* Instruction: Make an exact copy of the records, with the pictures left out.

* Listed records:
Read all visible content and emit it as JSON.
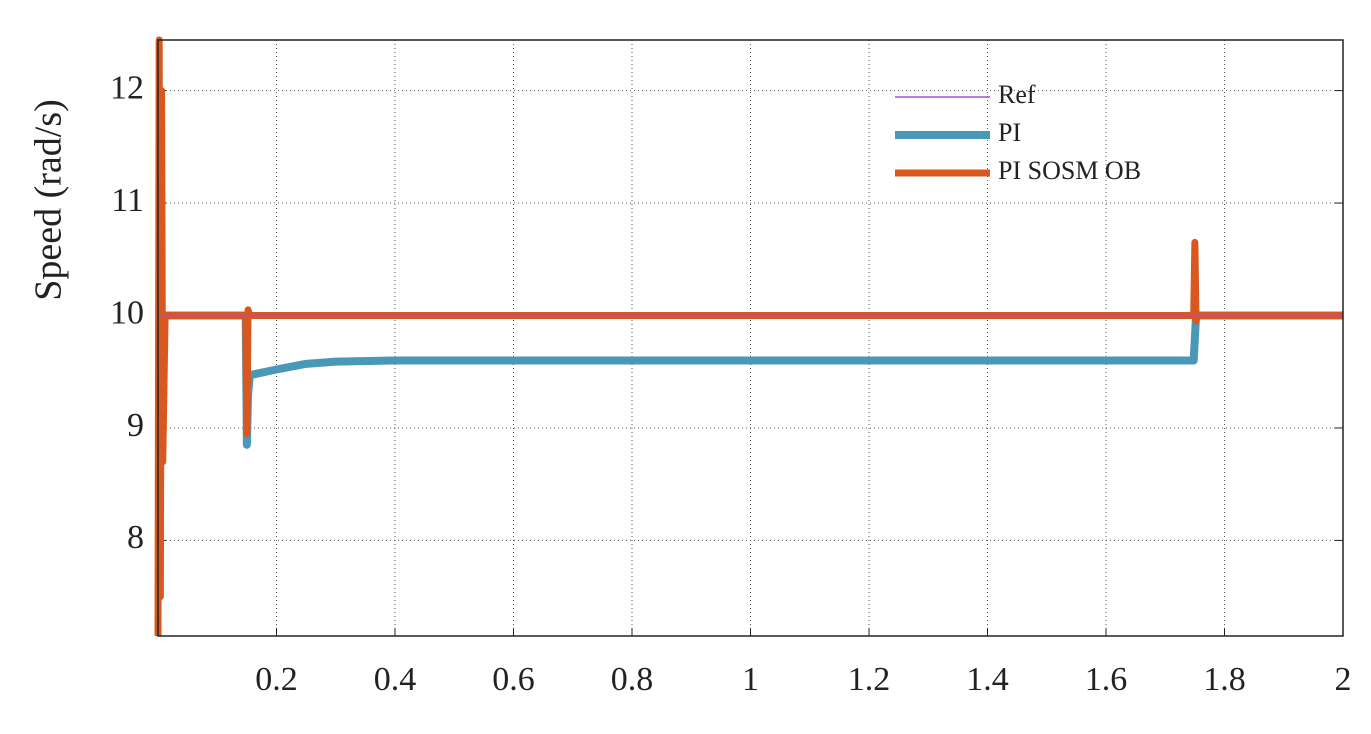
{
  "chart_data": {
    "type": "line",
    "ylabel": "Speed (rad/s)",
    "xlim": [
      0,
      2
    ],
    "ylim": [
      7.15,
      12.45
    ],
    "xticks": [
      0.2,
      0.4,
      0.6,
      0.8,
      1,
      1.2,
      1.4,
      1.6,
      1.8,
      2
    ],
    "yticks": [
      8,
      9,
      10,
      11,
      12
    ],
    "grid": true,
    "legend": "upper right",
    "series": [
      {
        "name": "Ref",
        "color": "#a44ee0",
        "width": 1.5,
        "x": [
          0,
          2
        ],
        "values": [
          10,
          10
        ]
      },
      {
        "name": "PI",
        "color": "#4a98b8",
        "width": 8,
        "x": [
          0,
          0.005,
          0.01,
          0.148,
          0.15,
          0.152,
          0.155,
          0.2,
          0.25,
          0.3,
          0.4,
          1.748,
          1.75,
          1.752,
          2
        ],
        "values": [
          10,
          10,
          10,
          10,
          8.85,
          9.3,
          9.47,
          9.52,
          9.57,
          9.59,
          9.6,
          9.6,
          9.8,
          10,
          10
        ]
      },
      {
        "name": "PI SOSM OB",
        "color": "#d9581f",
        "width": 7,
        "x": [
          0,
          0.002,
          0.004,
          0.006,
          0.008,
          0.012,
          0.148,
          0.15,
          0.152,
          0.154,
          1.748,
          1.75,
          1.752,
          1.754,
          2
        ],
        "values": [
          7.15,
          12.45,
          7.5,
          12.0,
          8.7,
          10,
          10,
          8.95,
          10.05,
          10,
          10,
          10.65,
          9.95,
          10,
          10
        ]
      }
    ]
  }
}
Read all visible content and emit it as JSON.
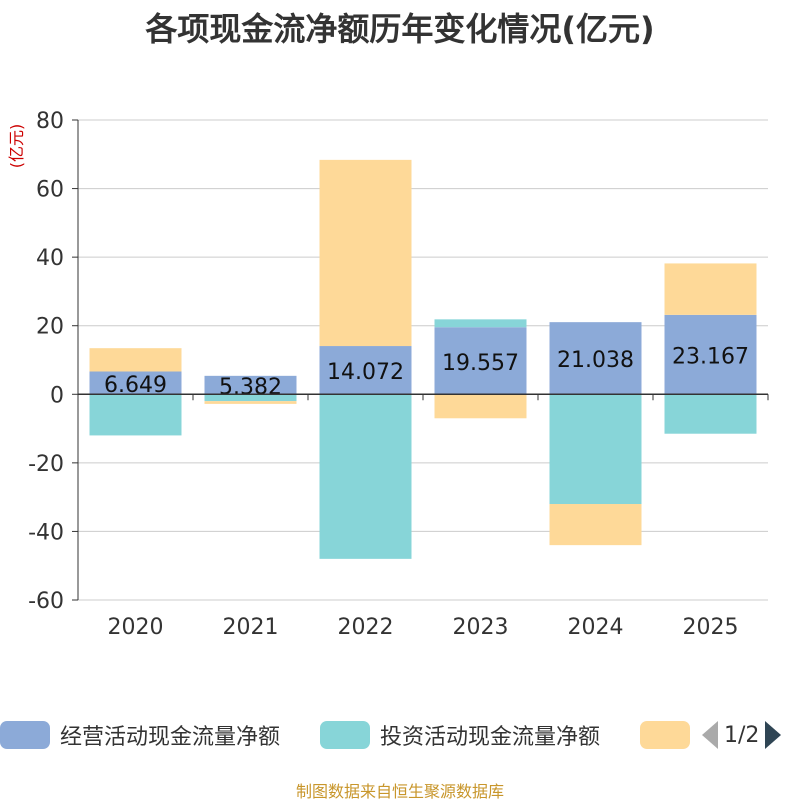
{
  "chart_data": {
    "type": "bar",
    "title": "各项现金流净额历年变化情况(亿元)",
    "ylabel": "(亿元)",
    "xlabel": "",
    "ylim": [
      -60,
      80
    ],
    "yticks": [
      80,
      60,
      40,
      20,
      0,
      -20,
      -40,
      -60
    ],
    "categories": [
      "2020",
      "2021",
      "2022",
      "2023",
      "2024",
      "2025"
    ],
    "stacked": true,
    "series": [
      {
        "name": "经营活动现金流量净额",
        "color": "#8caad8",
        "values": [
          6.649,
          5.382,
          14.072,
          19.557,
          21.038,
          23.167
        ],
        "labels": [
          "6.649",
          "5.382",
          "14.072",
          "19.557",
          "21.038",
          "23.167"
        ]
      },
      {
        "name": "投资活动现金流量净额",
        "color": "#87d5d8",
        "values": [
          -12,
          -2,
          -48,
          2.3,
          -32,
          -11.5
        ]
      },
      {
        "name": "",
        "color": "#fed998",
        "values": [
          6.8,
          -0.8,
          54.3,
          -7,
          -12,
          15
        ]
      }
    ]
  },
  "legend": {
    "page": "1/2"
  },
  "footer": "制图数据来自恒生聚源数据库"
}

* Expected answer:
Read all visible content and emit it as JSON.
{
  "chart_data": {
    "type": "line",
    "ylabel": "Speed (rad/s)",
    "xlim": [
      0,
      2
    ],
    "ylim": [
      7.15,
      12.45
    ],
    "xticks": [
      0.2,
      0.4,
      0.6,
      0.8,
      1,
      1.2,
      1.4,
      1.6,
      1.8,
      2
    ],
    "yticks": [
      8,
      9,
      10,
      11,
      12
    ],
    "grid": true,
    "legend": "upper right",
    "series": [
      {
        "name": "Ref",
        "color": "#a44ee0",
        "width": 1.5,
        "x": [
          0,
          2
        ],
        "values": [
          10,
          10
        ]
      },
      {
        "name": "PI",
        "color": "#4a98b8",
        "width": 8,
        "x": [
          0,
          0.005,
          0.01,
          0.148,
          0.15,
          0.152,
          0.155,
          0.2,
          0.25,
          0.3,
          0.4,
          1.748,
          1.75,
          1.752,
          2
        ],
        "values": [
          10,
          10,
          10,
          10,
          8.85,
          9.3,
          9.47,
          9.52,
          9.57,
          9.59,
          9.6,
          9.6,
          9.8,
          10,
          10
        ]
      },
      {
        "name": "PI SOSM OB",
        "color": "#d9581f",
        "width": 7,
        "x": [
          0,
          0.002,
          0.004,
          0.006,
          0.008,
          0.012,
          0.148,
          0.15,
          0.152,
          0.154,
          1.748,
          1.75,
          1.752,
          1.754,
          2
        ],
        "values": [
          7.15,
          12.45,
          7.5,
          12.0,
          8.7,
          10,
          10,
          8.95,
          10.05,
          10,
          10,
          10.65,
          9.95,
          10,
          10
        ]
      }
    ]
  }
}
Read all visible content and emit it as JSON.
{
  "chart_data": {
    "type": "bar",
    "title": "各项现金流净额历年变化情况(亿元)",
    "ylabel": "(亿元)",
    "xlabel": "",
    "ylim": [
      -60,
      80
    ],
    "yticks": [
      80,
      60,
      40,
      20,
      0,
      -20,
      -40,
      -60
    ],
    "categories": [
      "2020",
      "2021",
      "2022",
      "2023",
      "2024",
      "2025"
    ],
    "stacked": true,
    "series": [
      {
        "name": "经营活动现金流量净额",
        "color": "#8caad8",
        "values": [
          6.649,
          5.382,
          14.072,
          19.557,
          21.038,
          23.167
        ],
        "labels": [
          "6.649",
          "5.382",
          "14.072",
          "19.557",
          "21.038",
          "23.167"
        ]
      },
      {
        "name": "投资活动现金流量净额",
        "color": "#87d5d8",
        "values": [
          -12,
          -2,
          -48,
          2.3,
          -32,
          -11.5
        ]
      },
      {
        "name": "",
        "color": "#fed998",
        "values": [
          6.8,
          -0.8,
          54.3,
          -7,
          -12,
          15
        ]
      }
    ]
  },
  "legend": {
    "page": "1/2"
  },
  "footer": "制图数据来自恒生聚源数据库"
}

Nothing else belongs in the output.